SET TASK> Copy nothing but the text: repeat each entry exactly and drop the images.

Records about charts and figures
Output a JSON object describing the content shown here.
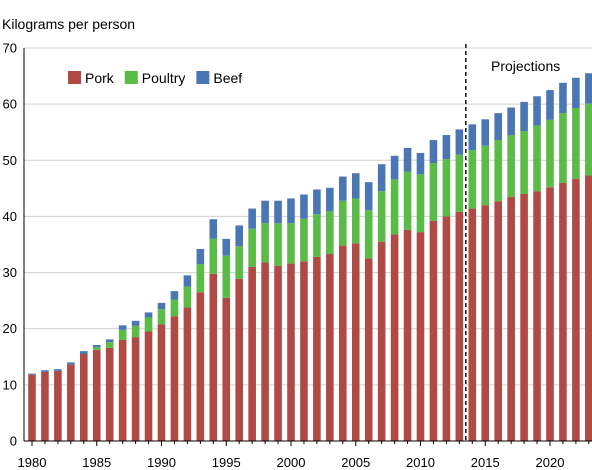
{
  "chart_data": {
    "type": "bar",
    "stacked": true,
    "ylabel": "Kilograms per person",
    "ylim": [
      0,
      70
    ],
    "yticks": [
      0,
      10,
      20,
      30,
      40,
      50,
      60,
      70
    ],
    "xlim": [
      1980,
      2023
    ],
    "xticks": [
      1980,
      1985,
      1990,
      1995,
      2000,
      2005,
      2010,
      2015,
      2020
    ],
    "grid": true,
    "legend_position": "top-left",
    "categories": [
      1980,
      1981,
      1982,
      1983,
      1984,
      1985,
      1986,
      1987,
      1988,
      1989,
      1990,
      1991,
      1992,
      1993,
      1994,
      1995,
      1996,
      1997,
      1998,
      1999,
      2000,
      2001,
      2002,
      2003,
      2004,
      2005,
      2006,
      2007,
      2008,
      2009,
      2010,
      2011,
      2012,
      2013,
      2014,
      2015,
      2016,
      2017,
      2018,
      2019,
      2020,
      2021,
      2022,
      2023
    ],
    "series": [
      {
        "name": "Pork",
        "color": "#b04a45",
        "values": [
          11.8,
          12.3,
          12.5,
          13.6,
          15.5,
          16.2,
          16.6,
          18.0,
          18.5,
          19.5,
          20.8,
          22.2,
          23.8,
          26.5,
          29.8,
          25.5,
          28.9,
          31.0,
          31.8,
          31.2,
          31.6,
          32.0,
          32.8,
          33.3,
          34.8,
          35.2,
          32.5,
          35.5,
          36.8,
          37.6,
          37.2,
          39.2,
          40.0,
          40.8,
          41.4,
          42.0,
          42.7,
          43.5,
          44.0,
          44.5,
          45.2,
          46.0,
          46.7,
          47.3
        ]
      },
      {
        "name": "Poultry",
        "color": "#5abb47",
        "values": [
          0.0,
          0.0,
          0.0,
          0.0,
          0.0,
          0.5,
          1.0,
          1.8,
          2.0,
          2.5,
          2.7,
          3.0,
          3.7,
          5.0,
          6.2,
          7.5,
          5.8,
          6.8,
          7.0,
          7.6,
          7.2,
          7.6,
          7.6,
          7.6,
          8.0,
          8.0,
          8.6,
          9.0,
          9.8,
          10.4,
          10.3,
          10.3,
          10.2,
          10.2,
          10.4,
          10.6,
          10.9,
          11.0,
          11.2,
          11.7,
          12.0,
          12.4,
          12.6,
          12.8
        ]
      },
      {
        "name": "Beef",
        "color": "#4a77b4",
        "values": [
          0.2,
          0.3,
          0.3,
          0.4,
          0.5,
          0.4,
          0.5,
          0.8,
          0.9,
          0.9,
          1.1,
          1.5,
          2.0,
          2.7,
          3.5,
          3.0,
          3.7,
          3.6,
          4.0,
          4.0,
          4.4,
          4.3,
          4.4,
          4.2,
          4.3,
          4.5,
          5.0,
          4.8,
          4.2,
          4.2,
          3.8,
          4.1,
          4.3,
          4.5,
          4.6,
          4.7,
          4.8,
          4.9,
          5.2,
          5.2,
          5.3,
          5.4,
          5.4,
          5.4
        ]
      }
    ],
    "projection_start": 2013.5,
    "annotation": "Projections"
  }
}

SOLVED EXERCISE>
Output a JSON object describing the content shown here.
{
  "chart_data": {
    "type": "bar",
    "stacked": true,
    "ylabel": "Kilograms per person",
    "ylim": [
      0,
      70
    ],
    "yticks": [
      0,
      10,
      20,
      30,
      40,
      50,
      60,
      70
    ],
    "xlim": [
      1980,
      2023
    ],
    "xticks": [
      1980,
      1985,
      1990,
      1995,
      2000,
      2005,
      2010,
      2015,
      2020
    ],
    "grid": true,
    "legend_position": "top-left",
    "categories": [
      1980,
      1981,
      1982,
      1983,
      1984,
      1985,
      1986,
      1987,
      1988,
      1989,
      1990,
      1991,
      1992,
      1993,
      1994,
      1995,
      1996,
      1997,
      1998,
      1999,
      2000,
      2001,
      2002,
      2003,
      2004,
      2005,
      2006,
      2007,
      2008,
      2009,
      2010,
      2011,
      2012,
      2013,
      2014,
      2015,
      2016,
      2017,
      2018,
      2019,
      2020,
      2021,
      2022,
      2023
    ],
    "series": [
      {
        "name": "Pork",
        "color": "#b04a45",
        "values": [
          11.8,
          12.3,
          12.5,
          13.6,
          15.5,
          16.2,
          16.6,
          18.0,
          18.5,
          19.5,
          20.8,
          22.2,
          23.8,
          26.5,
          29.8,
          25.5,
          28.9,
          31.0,
          31.8,
          31.2,
          31.6,
          32.0,
          32.8,
          33.3,
          34.8,
          35.2,
          32.5,
          35.5,
          36.8,
          37.6,
          37.2,
          39.2,
          40.0,
          40.8,
          41.4,
          42.0,
          42.7,
          43.5,
          44.0,
          44.5,
          45.2,
          46.0,
          46.7,
          47.3
        ]
      },
      {
        "name": "Poultry",
        "color": "#5abb47",
        "values": [
          0.0,
          0.0,
          0.0,
          0.0,
          0.0,
          0.5,
          1.0,
          1.8,
          2.0,
          2.5,
          2.7,
          3.0,
          3.7,
          5.0,
          6.2,
          7.5,
          5.8,
          6.8,
          7.0,
          7.6,
          7.2,
          7.6,
          7.6,
          7.6,
          8.0,
          8.0,
          8.6,
          9.0,
          9.8,
          10.4,
          10.3,
          10.3,
          10.2,
          10.2,
          10.4,
          10.6,
          10.9,
          11.0,
          11.2,
          11.7,
          12.0,
          12.4,
          12.6,
          12.8
        ]
      },
      {
        "name": "Beef",
        "color": "#4a77b4",
        "values": [
          0.2,
          0.3,
          0.3,
          0.4,
          0.5,
          0.4,
          0.5,
          0.8,
          0.9,
          0.9,
          1.1,
          1.5,
          2.0,
          2.7,
          3.5,
          3.0,
          3.7,
          3.6,
          4.0,
          4.0,
          4.4,
          4.3,
          4.4,
          4.2,
          4.3,
          4.5,
          5.0,
          4.8,
          4.2,
          4.2,
          3.8,
          4.1,
          4.3,
          4.5,
          4.6,
          4.7,
          4.8,
          4.9,
          5.2,
          5.2,
          5.3,
          5.4,
          5.4,
          5.4
        ]
      }
    ],
    "projection_start": 2013.5,
    "annotation": "Projections"
  }
}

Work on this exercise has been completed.